====== Recorded data
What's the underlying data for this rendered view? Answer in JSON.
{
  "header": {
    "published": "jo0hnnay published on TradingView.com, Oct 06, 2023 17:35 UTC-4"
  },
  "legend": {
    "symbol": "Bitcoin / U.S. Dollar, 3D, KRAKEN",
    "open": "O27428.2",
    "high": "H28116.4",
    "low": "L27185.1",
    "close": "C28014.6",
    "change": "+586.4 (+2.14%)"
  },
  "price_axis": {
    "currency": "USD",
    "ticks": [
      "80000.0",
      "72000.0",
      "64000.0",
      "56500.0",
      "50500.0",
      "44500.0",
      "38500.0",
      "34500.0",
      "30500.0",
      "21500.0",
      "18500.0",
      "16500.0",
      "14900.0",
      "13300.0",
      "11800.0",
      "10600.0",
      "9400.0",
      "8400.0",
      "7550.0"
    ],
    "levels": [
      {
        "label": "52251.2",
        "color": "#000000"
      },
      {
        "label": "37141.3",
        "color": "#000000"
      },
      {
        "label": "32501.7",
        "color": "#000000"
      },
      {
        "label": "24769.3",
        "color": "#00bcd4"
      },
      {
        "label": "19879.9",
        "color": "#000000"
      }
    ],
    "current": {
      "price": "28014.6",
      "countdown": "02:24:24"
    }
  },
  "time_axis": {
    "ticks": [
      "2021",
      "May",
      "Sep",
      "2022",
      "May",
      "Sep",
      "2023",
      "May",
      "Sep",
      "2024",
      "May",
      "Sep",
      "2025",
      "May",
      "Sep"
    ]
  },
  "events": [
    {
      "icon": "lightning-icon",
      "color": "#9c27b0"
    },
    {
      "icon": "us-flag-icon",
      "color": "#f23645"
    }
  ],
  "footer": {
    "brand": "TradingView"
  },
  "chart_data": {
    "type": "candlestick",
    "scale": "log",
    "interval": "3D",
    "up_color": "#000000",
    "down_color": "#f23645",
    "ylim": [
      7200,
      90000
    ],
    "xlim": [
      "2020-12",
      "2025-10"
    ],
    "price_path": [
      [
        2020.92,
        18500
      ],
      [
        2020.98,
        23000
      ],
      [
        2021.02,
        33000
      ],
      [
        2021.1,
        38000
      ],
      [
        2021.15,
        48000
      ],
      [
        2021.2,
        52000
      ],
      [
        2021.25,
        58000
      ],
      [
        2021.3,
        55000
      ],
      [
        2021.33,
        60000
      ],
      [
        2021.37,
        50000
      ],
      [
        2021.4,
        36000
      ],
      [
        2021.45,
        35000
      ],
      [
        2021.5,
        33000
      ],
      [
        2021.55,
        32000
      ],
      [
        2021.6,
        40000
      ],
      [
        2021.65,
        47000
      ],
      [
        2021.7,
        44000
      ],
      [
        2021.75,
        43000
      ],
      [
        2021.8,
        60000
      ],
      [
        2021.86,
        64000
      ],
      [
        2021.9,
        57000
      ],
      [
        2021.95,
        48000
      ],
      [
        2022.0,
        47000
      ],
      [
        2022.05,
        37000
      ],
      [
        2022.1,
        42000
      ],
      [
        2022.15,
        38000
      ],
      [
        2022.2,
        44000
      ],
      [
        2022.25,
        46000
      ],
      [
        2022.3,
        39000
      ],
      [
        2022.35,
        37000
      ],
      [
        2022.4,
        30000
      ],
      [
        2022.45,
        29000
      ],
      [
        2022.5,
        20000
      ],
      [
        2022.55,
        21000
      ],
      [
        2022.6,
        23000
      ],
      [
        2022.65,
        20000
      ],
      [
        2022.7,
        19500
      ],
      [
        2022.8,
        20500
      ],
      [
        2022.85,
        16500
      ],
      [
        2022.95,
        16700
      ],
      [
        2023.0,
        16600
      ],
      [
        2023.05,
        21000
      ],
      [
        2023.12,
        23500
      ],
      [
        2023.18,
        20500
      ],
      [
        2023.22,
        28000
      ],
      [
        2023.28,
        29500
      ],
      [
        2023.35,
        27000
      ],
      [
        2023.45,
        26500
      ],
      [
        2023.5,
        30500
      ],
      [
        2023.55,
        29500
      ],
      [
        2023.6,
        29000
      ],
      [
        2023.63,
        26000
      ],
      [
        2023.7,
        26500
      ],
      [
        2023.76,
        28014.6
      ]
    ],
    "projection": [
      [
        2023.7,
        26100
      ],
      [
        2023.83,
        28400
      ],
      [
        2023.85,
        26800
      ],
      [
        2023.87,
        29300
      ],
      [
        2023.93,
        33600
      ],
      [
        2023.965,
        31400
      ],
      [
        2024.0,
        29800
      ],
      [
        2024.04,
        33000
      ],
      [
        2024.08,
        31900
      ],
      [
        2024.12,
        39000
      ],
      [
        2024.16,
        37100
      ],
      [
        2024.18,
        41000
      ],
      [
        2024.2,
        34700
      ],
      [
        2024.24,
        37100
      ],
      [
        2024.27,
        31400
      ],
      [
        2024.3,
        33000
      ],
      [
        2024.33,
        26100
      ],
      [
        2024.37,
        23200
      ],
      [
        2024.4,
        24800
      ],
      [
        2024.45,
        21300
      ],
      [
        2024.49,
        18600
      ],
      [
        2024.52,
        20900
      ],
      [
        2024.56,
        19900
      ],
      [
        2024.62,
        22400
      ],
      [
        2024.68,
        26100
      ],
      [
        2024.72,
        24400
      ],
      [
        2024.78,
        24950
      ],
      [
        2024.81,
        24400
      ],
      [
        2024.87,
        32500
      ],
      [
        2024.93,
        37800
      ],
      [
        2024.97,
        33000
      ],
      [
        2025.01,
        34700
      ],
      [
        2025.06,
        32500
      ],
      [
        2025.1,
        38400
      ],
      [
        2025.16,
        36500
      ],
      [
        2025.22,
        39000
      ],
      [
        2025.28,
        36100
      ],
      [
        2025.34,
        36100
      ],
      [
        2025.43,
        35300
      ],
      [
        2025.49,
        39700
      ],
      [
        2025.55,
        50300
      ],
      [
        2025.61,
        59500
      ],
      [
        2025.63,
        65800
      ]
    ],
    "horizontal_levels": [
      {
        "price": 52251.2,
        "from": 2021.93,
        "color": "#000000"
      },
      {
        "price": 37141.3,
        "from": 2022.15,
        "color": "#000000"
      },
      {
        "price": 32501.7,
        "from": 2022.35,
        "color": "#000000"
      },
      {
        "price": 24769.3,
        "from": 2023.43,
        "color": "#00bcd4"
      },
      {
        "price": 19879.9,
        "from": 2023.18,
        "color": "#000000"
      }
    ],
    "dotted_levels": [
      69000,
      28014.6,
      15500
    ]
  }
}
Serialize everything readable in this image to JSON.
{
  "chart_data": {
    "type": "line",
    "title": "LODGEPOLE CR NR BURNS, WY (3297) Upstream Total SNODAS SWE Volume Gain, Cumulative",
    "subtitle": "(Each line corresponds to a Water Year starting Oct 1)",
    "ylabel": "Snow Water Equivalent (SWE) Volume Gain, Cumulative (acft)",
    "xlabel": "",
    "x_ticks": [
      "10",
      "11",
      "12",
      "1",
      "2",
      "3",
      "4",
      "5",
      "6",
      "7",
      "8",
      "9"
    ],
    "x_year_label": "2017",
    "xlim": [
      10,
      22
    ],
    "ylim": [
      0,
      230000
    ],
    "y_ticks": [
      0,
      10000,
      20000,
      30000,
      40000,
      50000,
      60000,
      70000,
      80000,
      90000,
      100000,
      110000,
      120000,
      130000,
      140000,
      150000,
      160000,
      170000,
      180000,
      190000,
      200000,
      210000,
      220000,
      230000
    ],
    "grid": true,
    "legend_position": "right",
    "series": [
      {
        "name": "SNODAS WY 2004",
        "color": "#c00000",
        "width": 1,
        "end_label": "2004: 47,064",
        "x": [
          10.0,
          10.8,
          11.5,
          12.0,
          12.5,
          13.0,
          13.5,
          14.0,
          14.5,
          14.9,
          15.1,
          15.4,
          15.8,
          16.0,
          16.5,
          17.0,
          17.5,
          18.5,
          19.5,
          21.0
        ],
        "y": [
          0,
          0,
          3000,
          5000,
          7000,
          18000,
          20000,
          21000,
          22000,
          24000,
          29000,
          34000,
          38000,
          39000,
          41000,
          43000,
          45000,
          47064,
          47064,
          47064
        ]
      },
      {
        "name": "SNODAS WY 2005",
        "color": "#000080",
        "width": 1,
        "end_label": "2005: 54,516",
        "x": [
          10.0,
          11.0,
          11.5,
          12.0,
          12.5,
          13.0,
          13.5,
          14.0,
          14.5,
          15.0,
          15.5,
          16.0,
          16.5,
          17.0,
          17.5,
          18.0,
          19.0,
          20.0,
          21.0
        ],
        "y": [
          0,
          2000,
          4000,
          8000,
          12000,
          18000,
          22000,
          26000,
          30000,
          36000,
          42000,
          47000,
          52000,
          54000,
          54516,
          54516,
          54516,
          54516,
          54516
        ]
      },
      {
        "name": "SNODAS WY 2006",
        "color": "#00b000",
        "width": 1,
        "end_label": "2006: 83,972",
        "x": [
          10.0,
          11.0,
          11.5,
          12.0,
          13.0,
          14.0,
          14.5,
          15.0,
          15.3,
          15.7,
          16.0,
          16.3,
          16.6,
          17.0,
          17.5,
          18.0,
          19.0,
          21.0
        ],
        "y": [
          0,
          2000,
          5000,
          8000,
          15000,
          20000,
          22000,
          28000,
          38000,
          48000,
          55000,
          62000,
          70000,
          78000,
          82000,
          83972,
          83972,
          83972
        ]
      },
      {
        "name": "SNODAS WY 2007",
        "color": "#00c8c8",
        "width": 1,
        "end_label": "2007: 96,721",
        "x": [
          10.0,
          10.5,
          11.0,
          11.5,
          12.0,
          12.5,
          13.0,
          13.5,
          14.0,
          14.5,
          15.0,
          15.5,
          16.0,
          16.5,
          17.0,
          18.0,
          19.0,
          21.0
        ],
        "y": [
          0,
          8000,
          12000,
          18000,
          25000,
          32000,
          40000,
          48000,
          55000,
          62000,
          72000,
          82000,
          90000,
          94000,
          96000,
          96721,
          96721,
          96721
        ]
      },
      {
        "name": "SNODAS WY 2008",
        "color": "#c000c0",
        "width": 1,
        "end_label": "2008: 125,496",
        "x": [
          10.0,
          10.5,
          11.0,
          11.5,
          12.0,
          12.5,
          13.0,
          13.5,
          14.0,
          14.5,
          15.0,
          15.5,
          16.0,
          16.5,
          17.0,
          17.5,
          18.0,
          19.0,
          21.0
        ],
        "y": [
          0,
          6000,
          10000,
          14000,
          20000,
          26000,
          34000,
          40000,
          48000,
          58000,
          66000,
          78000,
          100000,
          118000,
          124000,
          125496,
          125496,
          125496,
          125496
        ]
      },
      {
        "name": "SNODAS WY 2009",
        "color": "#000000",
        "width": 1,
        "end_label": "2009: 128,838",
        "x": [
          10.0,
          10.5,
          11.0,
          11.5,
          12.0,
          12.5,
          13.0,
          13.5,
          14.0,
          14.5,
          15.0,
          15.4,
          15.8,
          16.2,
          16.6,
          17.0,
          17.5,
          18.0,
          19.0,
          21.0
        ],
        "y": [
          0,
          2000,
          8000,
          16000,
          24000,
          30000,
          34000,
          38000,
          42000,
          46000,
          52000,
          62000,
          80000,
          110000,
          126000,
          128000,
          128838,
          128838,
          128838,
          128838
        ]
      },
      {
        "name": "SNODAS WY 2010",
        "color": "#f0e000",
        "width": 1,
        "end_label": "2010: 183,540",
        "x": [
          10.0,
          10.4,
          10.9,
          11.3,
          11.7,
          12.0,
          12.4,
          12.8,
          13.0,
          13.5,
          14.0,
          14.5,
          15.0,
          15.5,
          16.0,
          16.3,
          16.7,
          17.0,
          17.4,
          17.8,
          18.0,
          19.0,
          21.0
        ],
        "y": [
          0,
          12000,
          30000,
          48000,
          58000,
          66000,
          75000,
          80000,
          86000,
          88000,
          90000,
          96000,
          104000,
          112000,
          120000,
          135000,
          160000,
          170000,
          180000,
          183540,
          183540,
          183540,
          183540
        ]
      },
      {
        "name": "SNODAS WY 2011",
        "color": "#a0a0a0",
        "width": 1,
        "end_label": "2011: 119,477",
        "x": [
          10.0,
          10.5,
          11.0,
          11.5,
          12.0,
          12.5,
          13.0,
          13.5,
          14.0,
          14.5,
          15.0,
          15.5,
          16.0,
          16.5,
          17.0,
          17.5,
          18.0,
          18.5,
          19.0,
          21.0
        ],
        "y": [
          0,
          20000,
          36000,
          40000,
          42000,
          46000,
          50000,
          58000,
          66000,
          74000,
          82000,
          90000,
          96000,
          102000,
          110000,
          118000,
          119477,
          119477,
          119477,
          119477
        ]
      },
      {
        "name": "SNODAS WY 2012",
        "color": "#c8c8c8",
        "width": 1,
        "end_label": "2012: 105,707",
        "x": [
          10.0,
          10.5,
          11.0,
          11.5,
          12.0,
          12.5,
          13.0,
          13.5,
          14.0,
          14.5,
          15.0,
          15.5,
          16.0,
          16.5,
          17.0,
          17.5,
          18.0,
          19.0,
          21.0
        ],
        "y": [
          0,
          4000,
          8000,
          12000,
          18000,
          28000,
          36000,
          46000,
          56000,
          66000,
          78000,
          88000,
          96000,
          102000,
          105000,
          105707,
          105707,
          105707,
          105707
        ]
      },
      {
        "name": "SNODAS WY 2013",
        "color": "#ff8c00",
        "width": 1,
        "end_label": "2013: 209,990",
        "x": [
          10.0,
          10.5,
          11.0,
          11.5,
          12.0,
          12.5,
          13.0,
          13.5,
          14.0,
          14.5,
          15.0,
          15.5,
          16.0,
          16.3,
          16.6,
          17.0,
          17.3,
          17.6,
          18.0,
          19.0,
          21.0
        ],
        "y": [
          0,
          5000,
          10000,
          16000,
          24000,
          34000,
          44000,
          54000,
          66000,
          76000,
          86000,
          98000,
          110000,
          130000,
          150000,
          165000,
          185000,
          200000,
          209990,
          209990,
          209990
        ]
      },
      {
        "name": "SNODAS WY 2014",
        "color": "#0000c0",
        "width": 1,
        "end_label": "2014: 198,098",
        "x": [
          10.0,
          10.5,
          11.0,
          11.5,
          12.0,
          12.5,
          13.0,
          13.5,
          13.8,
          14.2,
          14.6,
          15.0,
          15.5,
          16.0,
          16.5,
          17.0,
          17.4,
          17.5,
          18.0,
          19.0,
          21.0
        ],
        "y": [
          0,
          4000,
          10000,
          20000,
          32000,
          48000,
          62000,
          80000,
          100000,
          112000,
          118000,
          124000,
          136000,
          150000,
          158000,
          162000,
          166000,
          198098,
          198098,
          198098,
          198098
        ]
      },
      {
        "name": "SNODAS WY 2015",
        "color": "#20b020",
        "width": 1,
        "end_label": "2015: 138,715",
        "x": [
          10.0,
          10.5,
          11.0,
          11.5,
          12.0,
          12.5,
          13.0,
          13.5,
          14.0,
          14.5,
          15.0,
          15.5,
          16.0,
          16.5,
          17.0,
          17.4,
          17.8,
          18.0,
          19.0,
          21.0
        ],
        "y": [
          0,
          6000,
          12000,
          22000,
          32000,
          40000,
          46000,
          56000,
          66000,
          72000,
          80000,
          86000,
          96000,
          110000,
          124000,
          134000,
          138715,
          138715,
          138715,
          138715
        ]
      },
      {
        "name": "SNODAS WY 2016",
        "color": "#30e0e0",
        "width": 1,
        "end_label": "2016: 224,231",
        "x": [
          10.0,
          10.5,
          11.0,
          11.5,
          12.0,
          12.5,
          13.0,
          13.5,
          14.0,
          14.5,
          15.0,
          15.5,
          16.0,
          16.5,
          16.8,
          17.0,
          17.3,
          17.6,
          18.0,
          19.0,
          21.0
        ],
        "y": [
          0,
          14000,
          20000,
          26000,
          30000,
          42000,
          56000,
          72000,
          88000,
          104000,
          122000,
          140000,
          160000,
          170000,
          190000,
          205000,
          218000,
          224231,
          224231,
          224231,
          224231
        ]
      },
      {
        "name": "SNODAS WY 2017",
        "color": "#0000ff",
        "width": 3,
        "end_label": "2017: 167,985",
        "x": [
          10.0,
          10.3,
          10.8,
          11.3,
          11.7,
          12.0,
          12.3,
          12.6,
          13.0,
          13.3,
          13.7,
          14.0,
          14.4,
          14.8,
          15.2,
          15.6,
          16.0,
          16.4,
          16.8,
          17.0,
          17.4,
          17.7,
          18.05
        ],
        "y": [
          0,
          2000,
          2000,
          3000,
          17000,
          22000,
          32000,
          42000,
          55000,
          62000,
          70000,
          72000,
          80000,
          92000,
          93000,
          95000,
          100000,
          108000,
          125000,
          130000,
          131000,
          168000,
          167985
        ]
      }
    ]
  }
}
============
**Job:** Copy down every line of the material above that includes the string "TradingView".

**Solution to this exercise:**
    "published": "jo0hnnay published on TradingView.com, Oct 06, 2023 17:35 UTC-4"
    "brand": "TradingView"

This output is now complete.